Records excerpted from a collection
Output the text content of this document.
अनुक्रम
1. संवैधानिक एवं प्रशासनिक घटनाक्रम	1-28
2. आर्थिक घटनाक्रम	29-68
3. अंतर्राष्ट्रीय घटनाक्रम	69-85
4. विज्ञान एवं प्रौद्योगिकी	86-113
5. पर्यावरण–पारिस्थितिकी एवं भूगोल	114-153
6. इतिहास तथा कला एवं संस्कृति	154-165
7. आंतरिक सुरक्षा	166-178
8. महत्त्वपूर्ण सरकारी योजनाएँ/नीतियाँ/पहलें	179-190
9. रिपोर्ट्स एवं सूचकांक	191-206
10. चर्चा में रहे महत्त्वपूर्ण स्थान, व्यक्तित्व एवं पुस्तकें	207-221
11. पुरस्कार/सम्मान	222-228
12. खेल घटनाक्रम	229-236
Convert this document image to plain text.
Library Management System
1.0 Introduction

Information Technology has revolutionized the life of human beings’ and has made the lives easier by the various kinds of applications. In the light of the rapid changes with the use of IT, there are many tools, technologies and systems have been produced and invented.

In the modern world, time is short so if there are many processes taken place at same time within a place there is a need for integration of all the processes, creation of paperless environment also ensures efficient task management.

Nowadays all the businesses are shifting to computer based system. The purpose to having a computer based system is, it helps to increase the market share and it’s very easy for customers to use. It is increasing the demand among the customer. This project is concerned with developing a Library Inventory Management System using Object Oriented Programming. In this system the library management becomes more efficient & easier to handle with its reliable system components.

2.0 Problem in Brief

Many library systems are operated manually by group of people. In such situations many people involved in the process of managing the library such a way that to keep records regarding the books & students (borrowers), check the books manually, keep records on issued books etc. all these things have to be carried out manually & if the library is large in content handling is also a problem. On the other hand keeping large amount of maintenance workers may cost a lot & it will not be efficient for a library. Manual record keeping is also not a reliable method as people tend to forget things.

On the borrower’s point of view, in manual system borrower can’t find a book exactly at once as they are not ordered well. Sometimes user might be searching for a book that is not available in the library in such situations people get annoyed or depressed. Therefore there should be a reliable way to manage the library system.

→ **PROBLEM REQUIREMENTS**
Collect the lines of the data that carry the word "text".

→ **SOLVED EXERCISE**
Output the text content of this document.
Convert this document image to plain text.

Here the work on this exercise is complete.